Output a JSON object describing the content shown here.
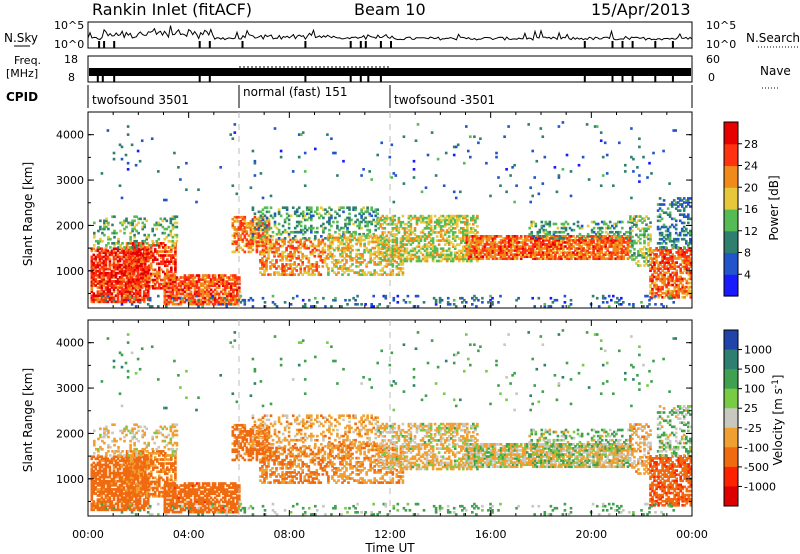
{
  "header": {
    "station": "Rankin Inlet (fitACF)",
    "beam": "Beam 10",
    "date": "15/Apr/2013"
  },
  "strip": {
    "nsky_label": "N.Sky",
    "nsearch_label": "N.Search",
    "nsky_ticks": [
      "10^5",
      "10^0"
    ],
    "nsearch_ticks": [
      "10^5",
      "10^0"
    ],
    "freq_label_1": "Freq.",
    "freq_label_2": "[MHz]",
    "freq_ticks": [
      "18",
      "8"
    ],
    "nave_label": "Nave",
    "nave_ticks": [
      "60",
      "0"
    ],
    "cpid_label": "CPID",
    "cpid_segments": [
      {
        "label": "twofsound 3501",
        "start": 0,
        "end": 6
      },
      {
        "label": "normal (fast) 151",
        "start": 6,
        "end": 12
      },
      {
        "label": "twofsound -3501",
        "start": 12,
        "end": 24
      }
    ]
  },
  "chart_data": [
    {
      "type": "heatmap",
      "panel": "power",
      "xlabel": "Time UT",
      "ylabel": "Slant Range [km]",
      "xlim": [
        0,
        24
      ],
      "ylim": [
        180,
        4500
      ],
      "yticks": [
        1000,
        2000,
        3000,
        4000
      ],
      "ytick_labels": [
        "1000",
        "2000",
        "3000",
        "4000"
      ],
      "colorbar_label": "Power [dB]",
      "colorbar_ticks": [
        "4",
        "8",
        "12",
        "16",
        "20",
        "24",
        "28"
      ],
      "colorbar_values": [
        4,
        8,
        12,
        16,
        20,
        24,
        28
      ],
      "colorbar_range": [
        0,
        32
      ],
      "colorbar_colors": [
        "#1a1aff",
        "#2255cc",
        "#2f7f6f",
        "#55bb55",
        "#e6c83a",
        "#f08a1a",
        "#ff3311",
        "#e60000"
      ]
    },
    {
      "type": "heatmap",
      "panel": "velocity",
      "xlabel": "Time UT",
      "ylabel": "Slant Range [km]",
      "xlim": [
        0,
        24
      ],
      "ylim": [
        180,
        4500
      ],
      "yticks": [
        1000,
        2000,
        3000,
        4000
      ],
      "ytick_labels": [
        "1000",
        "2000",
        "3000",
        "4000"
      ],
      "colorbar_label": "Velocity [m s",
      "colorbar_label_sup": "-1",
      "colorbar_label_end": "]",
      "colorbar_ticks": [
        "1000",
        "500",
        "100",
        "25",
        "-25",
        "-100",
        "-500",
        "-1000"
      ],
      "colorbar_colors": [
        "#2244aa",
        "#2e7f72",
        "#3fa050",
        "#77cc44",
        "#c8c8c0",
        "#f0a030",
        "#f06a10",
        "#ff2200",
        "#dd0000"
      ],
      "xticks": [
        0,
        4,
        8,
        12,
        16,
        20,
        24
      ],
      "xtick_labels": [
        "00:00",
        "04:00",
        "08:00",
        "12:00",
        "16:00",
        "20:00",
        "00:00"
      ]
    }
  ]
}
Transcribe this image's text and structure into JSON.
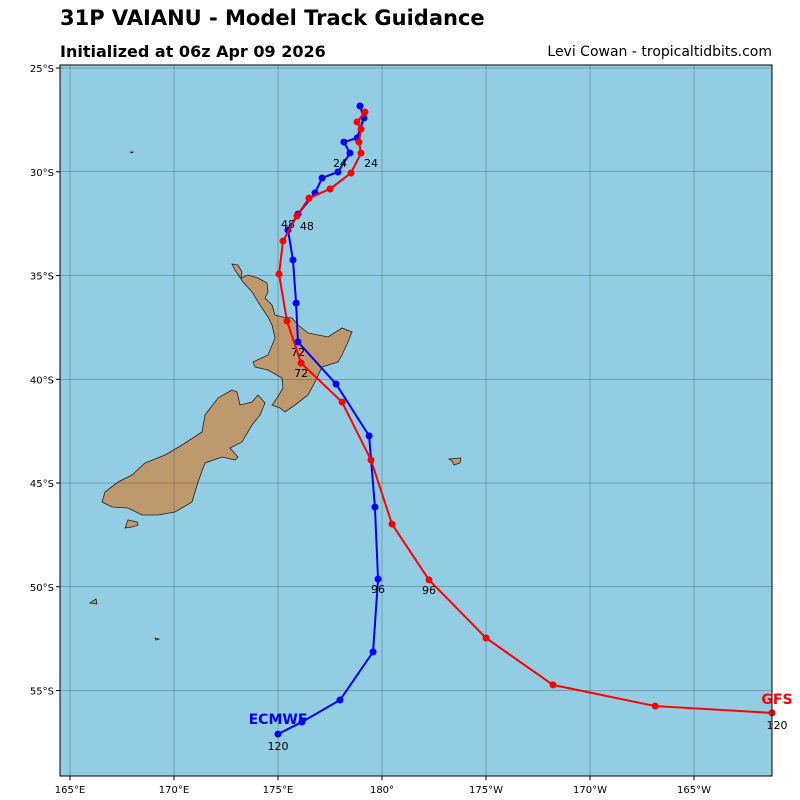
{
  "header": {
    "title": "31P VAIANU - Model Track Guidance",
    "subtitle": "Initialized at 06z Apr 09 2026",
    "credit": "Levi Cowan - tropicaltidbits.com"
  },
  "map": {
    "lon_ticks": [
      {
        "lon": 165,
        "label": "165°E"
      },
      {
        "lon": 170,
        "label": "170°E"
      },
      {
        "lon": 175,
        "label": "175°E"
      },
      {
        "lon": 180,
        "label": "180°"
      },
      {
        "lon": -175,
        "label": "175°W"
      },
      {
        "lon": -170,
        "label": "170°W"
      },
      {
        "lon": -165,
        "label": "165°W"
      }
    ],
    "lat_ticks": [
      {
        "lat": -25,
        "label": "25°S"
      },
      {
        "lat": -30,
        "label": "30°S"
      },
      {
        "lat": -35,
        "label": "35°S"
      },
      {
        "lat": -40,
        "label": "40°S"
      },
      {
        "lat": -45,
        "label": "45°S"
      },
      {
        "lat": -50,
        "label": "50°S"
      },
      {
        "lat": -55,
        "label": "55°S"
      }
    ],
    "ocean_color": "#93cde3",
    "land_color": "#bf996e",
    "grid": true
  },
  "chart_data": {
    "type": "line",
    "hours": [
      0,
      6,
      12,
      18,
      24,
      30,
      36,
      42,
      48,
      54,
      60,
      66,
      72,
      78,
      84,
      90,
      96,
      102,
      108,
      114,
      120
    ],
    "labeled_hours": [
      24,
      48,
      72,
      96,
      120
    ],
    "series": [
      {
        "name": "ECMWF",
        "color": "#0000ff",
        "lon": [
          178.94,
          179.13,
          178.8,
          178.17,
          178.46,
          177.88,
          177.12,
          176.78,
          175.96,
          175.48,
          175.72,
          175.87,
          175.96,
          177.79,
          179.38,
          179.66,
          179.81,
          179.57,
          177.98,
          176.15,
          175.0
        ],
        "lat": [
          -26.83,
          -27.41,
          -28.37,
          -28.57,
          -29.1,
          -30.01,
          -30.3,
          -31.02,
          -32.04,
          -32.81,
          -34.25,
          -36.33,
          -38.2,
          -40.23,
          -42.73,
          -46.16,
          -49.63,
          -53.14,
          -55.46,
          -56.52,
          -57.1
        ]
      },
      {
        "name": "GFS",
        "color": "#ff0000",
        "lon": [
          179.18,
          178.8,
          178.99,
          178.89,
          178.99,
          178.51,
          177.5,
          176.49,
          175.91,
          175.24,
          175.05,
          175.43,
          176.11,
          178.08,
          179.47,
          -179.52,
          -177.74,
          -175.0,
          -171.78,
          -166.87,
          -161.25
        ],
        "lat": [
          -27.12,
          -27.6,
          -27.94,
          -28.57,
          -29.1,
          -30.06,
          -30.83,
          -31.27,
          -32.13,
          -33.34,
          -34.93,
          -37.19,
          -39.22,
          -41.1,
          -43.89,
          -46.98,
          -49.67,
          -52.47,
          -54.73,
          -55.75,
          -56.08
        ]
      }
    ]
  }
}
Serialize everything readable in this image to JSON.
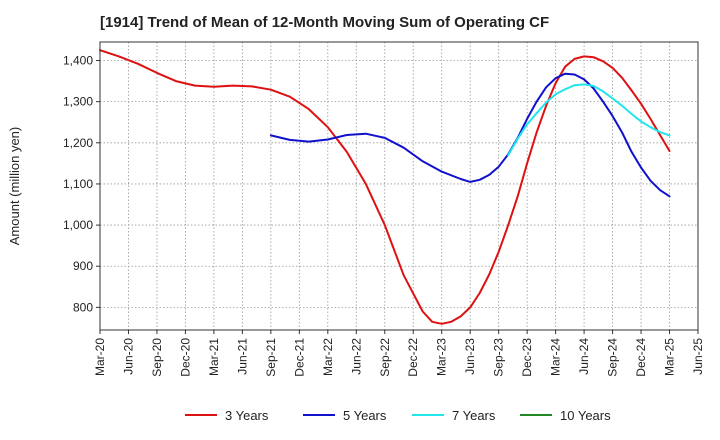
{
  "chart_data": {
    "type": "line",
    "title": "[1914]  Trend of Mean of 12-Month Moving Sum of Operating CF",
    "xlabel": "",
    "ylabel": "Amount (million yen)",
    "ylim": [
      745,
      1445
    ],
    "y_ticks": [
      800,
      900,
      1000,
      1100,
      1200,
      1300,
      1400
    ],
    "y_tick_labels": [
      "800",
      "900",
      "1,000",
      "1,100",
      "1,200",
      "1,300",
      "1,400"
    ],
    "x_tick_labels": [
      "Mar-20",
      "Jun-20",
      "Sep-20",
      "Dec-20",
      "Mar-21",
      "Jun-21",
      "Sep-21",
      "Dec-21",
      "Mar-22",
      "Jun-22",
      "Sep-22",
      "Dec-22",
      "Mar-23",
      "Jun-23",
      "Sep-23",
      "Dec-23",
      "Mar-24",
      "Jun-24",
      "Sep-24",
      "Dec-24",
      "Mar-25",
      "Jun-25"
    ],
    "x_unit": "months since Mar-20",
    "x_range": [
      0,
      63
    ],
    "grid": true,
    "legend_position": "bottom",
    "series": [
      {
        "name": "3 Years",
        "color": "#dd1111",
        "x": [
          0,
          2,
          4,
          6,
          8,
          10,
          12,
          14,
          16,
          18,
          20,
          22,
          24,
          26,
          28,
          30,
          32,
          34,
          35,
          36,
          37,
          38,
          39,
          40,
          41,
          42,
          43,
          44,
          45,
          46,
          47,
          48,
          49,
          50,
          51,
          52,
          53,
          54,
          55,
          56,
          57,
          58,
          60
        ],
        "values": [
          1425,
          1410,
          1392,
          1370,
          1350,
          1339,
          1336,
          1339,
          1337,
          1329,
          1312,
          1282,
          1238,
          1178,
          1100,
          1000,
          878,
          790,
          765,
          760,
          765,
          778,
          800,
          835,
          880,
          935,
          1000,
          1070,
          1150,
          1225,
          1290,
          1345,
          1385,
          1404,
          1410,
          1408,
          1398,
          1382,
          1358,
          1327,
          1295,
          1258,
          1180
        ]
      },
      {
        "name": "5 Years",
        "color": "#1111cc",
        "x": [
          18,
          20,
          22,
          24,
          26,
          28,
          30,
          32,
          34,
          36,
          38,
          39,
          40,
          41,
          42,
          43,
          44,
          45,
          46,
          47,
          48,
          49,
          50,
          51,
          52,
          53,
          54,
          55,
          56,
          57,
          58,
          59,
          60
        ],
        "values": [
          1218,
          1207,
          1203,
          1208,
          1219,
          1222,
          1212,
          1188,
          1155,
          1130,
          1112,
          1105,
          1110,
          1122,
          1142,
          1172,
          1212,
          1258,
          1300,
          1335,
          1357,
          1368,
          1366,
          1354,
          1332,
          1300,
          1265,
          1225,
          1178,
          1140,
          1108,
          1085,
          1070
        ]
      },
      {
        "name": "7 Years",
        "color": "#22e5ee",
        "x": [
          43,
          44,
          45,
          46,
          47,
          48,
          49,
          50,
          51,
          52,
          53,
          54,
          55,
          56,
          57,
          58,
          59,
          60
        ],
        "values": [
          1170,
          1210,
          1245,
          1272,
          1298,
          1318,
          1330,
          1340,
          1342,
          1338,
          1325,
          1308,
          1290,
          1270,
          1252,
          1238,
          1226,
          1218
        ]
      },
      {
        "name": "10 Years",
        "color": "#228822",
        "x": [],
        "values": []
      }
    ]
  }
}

===

_Exercise_.
Scan the data above and copy every line with "this" in it.

_Task response_.
Transcribe this image's text and structure into JSON.
Serialize everything readable in this image to JSON.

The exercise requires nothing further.